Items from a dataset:
########################################

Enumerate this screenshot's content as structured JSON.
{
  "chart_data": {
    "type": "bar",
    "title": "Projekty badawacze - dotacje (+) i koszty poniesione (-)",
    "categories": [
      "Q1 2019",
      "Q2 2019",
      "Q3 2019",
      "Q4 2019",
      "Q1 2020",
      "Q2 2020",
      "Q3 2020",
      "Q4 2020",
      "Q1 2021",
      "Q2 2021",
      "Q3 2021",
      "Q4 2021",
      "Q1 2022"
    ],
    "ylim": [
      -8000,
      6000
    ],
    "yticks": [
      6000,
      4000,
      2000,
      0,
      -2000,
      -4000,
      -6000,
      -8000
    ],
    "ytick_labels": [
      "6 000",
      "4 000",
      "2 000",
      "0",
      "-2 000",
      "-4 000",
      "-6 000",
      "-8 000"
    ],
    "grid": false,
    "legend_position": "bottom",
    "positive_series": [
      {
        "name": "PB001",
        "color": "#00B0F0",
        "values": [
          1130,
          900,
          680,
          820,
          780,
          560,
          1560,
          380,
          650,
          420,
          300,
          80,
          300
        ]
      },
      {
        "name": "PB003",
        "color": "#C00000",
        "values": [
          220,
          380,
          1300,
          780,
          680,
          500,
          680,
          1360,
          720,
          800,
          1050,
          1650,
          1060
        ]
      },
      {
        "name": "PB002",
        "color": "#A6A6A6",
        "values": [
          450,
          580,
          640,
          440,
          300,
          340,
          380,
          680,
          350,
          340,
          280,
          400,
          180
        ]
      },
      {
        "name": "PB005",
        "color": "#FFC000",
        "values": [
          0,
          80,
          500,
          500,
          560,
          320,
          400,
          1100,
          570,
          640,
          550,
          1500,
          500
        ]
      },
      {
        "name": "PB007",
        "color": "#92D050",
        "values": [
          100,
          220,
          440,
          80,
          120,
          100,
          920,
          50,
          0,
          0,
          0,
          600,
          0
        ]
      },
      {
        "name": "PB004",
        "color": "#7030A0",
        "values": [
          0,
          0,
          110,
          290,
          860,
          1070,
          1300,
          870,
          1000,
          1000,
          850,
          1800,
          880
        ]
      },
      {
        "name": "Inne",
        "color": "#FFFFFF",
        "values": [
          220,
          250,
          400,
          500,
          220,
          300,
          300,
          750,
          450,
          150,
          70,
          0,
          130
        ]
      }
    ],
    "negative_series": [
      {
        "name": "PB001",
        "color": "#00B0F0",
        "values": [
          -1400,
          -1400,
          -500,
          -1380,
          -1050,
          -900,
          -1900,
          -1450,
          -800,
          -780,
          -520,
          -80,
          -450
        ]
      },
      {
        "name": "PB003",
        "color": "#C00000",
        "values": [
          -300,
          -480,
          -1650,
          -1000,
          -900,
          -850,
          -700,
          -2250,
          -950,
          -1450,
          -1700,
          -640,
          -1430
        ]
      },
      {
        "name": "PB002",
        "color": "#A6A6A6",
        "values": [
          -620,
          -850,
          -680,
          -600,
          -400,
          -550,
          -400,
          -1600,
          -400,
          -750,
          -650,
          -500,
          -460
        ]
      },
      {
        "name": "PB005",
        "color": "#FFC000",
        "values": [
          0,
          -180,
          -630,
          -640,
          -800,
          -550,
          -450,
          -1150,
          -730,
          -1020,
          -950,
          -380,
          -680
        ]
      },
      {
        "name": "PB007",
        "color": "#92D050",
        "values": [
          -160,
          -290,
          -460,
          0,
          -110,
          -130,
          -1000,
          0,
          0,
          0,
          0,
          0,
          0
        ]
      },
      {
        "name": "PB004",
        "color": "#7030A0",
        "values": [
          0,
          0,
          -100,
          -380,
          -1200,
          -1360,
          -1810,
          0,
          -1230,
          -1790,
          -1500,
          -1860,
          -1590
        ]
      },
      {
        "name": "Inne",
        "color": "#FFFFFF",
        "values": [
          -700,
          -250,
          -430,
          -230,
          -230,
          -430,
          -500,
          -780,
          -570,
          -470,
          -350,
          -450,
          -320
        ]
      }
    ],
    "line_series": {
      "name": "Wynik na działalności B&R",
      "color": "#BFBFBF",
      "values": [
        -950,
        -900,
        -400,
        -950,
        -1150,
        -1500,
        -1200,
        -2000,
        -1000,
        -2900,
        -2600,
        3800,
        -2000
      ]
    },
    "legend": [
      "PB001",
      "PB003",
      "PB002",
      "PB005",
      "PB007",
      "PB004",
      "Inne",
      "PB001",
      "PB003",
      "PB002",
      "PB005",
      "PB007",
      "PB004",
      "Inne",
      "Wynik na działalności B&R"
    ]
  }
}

########################################

**YOUR TASK**
Type out all of the material again, word for word.

**FINAL RESULT**
Enumerate this screenshot's content as structured JSON.
{
  "chart_data": {
    "type": "bar",
    "title": "Projekty badawacze - dotacje (+) i koszty poniesione (-)",
    "categories": [
      "Q1 2019",
      "Q2 2019",
      "Q3 2019",
      "Q4 2019",
      "Q1 2020",
      "Q2 2020",
      "Q3 2020",
      "Q4 2020",
      "Q1 2021",
      "Q2 2021",
      "Q3 2021",
      "Q4 2021",
      "Q1 2022"
    ],
    "ylim": [
      -8000,
      6000
    ],
    "yticks": [
      6000,
      4000,
      2000,
      0,
      -2000,
      -4000,
      -6000,
      -8000
    ],
    "ytick_labels": [
      "6 000",
      "4 000",
      "2 000",
      "0",
      "-2 000",
      "-4 000",
      "-6 000",
      "-8 000"
    ],
    "grid": false,
    "legend_position": "bottom",
    "positive_series": [
      {
        "name": "PB001",
        "color": "#00B0F0",
        "values": [
          1130,
          900,
          680,
          820,
          780,
          560,
          1560,
          380,
          650,
          420,
          300,
          80,
          300
        ]
      },
      {
        "name": "PB003",
        "color": "#C00000",
        "values": [
          220,
          380,
          1300,
          780,
          680,
          500,
          680,
          1360,
          720,
          800,
          1050,
          1650,
          1060
        ]
      },
      {
        "name": "PB002",
        "color": "#A6A6A6",
        "values": [
          450,
          580,
          640,
          440,
          300,
          340,
          380,
          680,
          350,
          340,
          280,
          400,
          180
        ]
      },
      {
        "name": "PB005",
        "color": "#FFC000",
        "values": [
          0,
          80,
          500,
          500,
          560,
          320,
          400,
          1100,
          570,
          640,
          550,
          1500,
          500
        ]
      },
      {
        "name": "PB007",
        "color": "#92D050",
        "values": [
          100,
          220,
          440,
          80,
          120,
          100,
          920,
          50,
          0,
          0,
          0,
          600,
          0
        ]
      },
      {
        "name": "PB004",
        "color": "#7030A0",
        "values": [
          0,
          0,
          110,
          290,
          860,
          1070,
          1300,
          870,
          1000,
          1000,
          850,
          1800,
          880
        ]
      },
      {
        "name": "Inne",
        "color": "#FFFFFF",
        "values": [
          220,
          250,
          400,
          500,
          220,
          300,
          300,
          750,
          450,
          150,
          70,
          0,
          130
        ]
      }
    ],
    "negative_series": [
      {
        "name": "PB001",
        "color": "#00B0F0",
        "values": [
          -1400,
          -1400,
          -500,
          -1380,
          -1050,
          -900,
          -1900,
          -1450,
          -800,
          -780,
          -520,
          -80,
          -450
        ]
      },
      {
        "name": "PB003",
        "color": "#C00000",
        "values": [
          -300,
          -480,
          -1650,
          -1000,
          -900,
          -850,
          -700,
          -2250,
          -950,
          -1450,
          -1700,
          -640,
          -1430
        ]
      },
      {
        "name": "PB002",
        "color": "#A6A6A6",
        "values": [
          -620,
          -850,
          -680,
          -600,
          -400,
          -550,
          -400,
          -1600,
          -400,
          -750,
          -650,
          -500,
          -460
        ]
      },
      {
        "name": "PB005",
        "color": "#FFC000",
        "values": [
          0,
          -180,
          -630,
          -640,
          -800,
          -550,
          -450,
          -1150,
          -730,
          -1020,
          -950,
          -380,
          -680
        ]
      },
      {
        "name": "PB007",
        "color": "#92D050",
        "values": [
          -160,
          -290,
          -460,
          0,
          -110,
          -130,
          -1000,
          0,
          0,
          0,
          0,
          0,
          0
        ]
      },
      {
        "name": "PB004",
        "color": "#7030A0",
        "values": [
          0,
          0,
          -100,
          -380,
          -1200,
          -1360,
          -1810,
          0,
          -1230,
          -1790,
          -1500,
          -1860,
          -1590
        ]
      },
      {
        "name": "Inne",
        "color": "#FFFFFF",
        "values": [
          -700,
          -250,
          -430,
          -230,
          -230,
          -430,
          -500,
          -780,
          -570,
          -470,
          -350,
          -450,
          -320
        ]
      }
    ],
    "line_series": {
      "name": "Wynik na działalności B&R",
      "color": "#BFBFBF",
      "values": [
        -950,
        -900,
        -400,
        -950,
        -1150,
        -1500,
        -1200,
        -2000,
        -1000,
        -2900,
        -2600,
        3800,
        -2000
      ]
    },
    "legend": [
      "PB001",
      "PB003",
      "PB002",
      "PB005",
      "PB007",
      "PB004",
      "Inne",
      "PB001",
      "PB003",
      "PB002",
      "PB005",
      "PB007",
      "PB004",
      "Inne",
      "Wynik na działalności B&R"
    ]
  }
}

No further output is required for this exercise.